Essa ha infatti reso possibile anticipare non solo la proposizione della domanda di divorzio, ma anche il momento dell’effettivo scioglimento della comunione dei beni tra i coniugi. Se la legge del 1970 prevedeva che ai fini della proposizione della domanda di divorzio le separazioni dovessero essersi protratte ininterrottamente da almeno 3 anni, a decorrere dalla comparsa dei coniugi davanti al presidente del tribunale, la riforma ha ridotto da 3 anni a 12 mesi la durata minima del periodo di separazione ininterrotta dei coniugi che legittima la domanda di divorzio nei casi di separazioni giudiziali. Ancora più breve è l’attesa nei casi di separazioni consensuali: 6 mesi.

# Materiale mostrato:
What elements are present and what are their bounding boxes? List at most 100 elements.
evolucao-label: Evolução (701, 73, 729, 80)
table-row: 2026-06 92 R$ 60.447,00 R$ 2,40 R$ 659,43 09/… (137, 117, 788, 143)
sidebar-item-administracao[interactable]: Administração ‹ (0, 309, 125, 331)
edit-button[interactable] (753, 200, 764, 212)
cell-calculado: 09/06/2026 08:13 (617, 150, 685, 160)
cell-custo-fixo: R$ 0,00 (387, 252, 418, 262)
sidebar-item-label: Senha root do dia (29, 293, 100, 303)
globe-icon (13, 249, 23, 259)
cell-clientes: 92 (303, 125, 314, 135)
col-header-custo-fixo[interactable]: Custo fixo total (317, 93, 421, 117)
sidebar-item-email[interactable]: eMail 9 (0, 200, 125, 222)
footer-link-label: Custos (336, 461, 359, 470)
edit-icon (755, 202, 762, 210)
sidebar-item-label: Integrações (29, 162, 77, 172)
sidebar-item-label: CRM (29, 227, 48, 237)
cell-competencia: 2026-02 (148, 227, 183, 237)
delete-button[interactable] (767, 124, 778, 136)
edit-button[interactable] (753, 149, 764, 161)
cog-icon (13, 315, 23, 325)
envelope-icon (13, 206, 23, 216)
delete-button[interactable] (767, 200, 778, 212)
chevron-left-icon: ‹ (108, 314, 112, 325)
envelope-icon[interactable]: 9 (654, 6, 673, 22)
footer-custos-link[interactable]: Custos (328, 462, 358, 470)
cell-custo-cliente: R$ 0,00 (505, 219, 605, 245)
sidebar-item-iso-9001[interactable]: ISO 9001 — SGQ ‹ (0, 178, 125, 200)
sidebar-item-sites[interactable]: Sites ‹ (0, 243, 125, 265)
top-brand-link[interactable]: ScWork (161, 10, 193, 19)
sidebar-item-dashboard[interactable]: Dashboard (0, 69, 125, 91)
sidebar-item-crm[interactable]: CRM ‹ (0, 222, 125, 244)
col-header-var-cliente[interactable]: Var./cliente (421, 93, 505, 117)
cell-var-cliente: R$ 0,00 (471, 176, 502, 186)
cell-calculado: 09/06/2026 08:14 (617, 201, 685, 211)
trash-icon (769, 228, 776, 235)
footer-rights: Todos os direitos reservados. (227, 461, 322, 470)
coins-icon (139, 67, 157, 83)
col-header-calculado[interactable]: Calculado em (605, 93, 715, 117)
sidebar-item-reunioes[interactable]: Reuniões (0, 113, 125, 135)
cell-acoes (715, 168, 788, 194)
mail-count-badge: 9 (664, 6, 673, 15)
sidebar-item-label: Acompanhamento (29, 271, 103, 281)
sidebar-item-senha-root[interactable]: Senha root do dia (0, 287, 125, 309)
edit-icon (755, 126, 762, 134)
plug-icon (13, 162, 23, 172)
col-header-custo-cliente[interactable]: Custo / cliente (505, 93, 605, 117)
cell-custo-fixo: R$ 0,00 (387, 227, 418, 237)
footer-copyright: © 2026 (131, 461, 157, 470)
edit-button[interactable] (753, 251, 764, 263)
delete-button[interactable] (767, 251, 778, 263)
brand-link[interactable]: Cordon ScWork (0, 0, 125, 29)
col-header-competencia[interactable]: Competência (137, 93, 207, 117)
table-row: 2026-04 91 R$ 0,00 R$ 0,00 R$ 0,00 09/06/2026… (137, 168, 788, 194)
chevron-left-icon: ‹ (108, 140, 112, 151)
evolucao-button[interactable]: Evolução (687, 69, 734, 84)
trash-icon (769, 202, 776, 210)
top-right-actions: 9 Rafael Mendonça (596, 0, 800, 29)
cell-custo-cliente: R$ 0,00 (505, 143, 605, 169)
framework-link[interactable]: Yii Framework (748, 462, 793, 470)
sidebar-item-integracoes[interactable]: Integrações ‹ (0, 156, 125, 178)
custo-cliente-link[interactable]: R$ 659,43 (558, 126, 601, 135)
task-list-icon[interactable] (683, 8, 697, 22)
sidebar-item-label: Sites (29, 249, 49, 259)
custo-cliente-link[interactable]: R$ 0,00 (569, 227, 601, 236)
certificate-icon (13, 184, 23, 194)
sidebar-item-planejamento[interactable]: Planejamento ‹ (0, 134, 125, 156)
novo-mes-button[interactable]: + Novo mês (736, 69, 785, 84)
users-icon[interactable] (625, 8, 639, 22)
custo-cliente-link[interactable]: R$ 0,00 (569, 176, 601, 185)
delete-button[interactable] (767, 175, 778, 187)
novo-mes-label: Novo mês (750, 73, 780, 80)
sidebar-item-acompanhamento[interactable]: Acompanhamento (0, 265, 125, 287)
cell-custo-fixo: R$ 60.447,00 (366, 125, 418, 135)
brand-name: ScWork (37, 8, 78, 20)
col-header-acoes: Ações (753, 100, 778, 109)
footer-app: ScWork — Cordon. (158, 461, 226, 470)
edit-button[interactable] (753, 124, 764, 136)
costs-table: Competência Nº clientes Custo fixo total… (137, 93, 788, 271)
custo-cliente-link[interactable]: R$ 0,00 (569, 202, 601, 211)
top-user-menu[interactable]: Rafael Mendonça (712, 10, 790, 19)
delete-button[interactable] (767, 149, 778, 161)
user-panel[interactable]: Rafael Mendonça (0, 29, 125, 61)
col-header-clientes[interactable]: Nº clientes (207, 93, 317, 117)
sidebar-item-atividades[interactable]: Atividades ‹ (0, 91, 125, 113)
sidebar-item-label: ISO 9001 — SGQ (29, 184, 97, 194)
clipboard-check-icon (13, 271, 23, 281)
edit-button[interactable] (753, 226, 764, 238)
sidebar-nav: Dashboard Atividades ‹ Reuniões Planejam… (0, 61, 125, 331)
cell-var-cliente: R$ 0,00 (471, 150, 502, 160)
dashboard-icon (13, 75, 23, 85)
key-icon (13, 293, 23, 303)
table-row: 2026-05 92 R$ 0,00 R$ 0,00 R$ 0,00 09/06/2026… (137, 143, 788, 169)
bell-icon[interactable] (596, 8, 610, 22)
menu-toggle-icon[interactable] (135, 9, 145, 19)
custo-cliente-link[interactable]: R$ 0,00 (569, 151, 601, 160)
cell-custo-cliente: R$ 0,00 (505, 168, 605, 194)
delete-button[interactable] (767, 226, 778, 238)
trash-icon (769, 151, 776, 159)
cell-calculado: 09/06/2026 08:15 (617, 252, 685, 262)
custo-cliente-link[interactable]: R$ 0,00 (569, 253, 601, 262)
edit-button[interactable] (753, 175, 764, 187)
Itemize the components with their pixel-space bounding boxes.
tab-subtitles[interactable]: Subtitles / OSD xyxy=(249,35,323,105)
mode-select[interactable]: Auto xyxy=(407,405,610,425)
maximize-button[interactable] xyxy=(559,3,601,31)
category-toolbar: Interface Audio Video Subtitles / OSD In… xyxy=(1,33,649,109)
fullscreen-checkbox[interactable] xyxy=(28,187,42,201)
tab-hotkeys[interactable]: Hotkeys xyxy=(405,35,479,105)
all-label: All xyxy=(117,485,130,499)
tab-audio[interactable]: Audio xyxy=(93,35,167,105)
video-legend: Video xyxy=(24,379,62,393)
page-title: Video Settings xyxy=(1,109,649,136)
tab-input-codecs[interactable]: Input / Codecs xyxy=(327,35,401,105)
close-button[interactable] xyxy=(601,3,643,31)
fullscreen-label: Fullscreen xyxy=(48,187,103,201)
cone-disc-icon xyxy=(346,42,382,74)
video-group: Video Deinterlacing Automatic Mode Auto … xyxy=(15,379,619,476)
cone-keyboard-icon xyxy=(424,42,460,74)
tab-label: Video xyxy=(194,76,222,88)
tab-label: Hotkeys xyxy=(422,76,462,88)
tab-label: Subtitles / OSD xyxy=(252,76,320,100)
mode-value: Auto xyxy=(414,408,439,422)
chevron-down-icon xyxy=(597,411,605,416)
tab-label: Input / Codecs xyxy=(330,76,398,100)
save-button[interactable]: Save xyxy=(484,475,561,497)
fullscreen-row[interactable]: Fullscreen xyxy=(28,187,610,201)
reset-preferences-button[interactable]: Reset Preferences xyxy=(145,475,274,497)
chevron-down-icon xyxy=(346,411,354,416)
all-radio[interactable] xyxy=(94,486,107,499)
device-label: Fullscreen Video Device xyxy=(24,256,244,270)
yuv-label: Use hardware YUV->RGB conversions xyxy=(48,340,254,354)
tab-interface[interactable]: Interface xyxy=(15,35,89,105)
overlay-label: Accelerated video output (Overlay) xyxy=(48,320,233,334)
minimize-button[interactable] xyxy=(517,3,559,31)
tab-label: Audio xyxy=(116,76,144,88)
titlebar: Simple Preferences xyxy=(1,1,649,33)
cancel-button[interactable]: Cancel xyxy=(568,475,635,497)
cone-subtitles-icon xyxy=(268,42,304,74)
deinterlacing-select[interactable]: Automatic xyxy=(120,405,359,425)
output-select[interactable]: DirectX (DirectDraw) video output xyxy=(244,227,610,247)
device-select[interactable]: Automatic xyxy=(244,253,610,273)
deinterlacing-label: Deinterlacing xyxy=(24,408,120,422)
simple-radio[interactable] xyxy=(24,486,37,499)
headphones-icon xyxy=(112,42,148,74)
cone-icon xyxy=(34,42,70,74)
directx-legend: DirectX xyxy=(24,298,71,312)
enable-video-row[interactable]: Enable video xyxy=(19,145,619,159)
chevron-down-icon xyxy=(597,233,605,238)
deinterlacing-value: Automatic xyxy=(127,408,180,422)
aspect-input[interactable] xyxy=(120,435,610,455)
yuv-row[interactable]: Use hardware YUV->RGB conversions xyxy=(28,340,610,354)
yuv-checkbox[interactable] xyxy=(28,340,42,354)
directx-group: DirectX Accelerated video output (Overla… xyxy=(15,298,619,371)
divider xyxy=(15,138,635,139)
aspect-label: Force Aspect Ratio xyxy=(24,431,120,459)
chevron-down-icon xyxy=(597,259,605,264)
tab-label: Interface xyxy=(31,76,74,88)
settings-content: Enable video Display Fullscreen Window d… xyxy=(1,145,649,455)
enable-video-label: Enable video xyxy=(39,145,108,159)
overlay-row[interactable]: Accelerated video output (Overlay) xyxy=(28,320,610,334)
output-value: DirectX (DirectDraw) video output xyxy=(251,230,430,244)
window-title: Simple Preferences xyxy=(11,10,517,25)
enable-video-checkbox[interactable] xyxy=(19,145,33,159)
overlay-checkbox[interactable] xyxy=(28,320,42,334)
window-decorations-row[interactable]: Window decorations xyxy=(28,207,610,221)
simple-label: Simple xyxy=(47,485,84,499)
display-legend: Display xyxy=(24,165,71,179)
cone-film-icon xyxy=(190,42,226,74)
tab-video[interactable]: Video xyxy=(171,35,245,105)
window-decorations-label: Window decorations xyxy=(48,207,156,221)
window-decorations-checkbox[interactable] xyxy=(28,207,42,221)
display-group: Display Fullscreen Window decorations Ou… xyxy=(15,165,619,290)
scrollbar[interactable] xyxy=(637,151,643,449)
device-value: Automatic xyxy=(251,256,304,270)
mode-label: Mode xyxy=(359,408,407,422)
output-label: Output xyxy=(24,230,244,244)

# Obiettivo dichiarato 1:
Modifica il brano sul divorzio nel tratto da "Essa ha infatti" fino a "consensuali: 6 mesi.", sostituendo "12 mesi" con "dodici mesi".
# Obiettivo dichiarato 2:
Continua il brano sul divorzio a partire dalla sua ultima frase.
Le righe non hanno alcun legame con il brano sul divorzio.

# Risposta al compito 1:
Essa ha infatti reso possibile anticipare non solo la proposizione della domanda di divorzio, ma anche il momento dell’effettivo scioglimento della comunione dei beni tra i coniugi. Se la legge del 1970 prevedeva che ai fini della proposizione della domanda di divorzio le separazioni dovessero essersi protratte ininterrottamente da almeno 3 anni, a decorrere dalla comparsa dei coniugi davanti al presidente del tribunale, la riforma ha ridotto da 3 anni a dodici mesi la durata minima del periodo di separazione ininterrotta dei coniugi che legittima la domanda di divorzio nei casi di separazioni giudiziali. Ancora più breve è l’attesa nei casi di separazioni consensuali: 6 mesi.

# Risposta al compito 2:
Il termine più breve si applica anche alle separazioni che, inizialmente contenziose, si trasformano in consensuali. La legge anticipa poi il momento dello scioglimento della comunione dei beni tra i coniugi, che in precedenza si realizzava solo con il passaggio in giudicato della sentenza di separazione. Con la riforma, nella separazione giudiziale tale momento si verifica quando il presidente del tribunale, in sede di udienza di comparizione, autorizza i coniugi a vivere separati; nella separazione consensuale, lo scioglimento della comunione dei beni è anticipato alla data di sottoscrizione del relativo verbale di separazione, purchè omologato. E’ poi previsto che – in caso di comunione dei beni – l’ordinanza che autorizza i coniugi a vivere separati debba essere comunicata all’ufficio di stato civile per l’annotazione dello scioglimento della comunione sull’atto di matrimonio.
La legge, infine, ha disciplinato la fase transitoria, applicando le novità ai procedimenti in corso alla data di entrata in vigore della riforma, anche quando sia pendente a tale data il procedimento di separazione personale che ne costituisce il presupposto.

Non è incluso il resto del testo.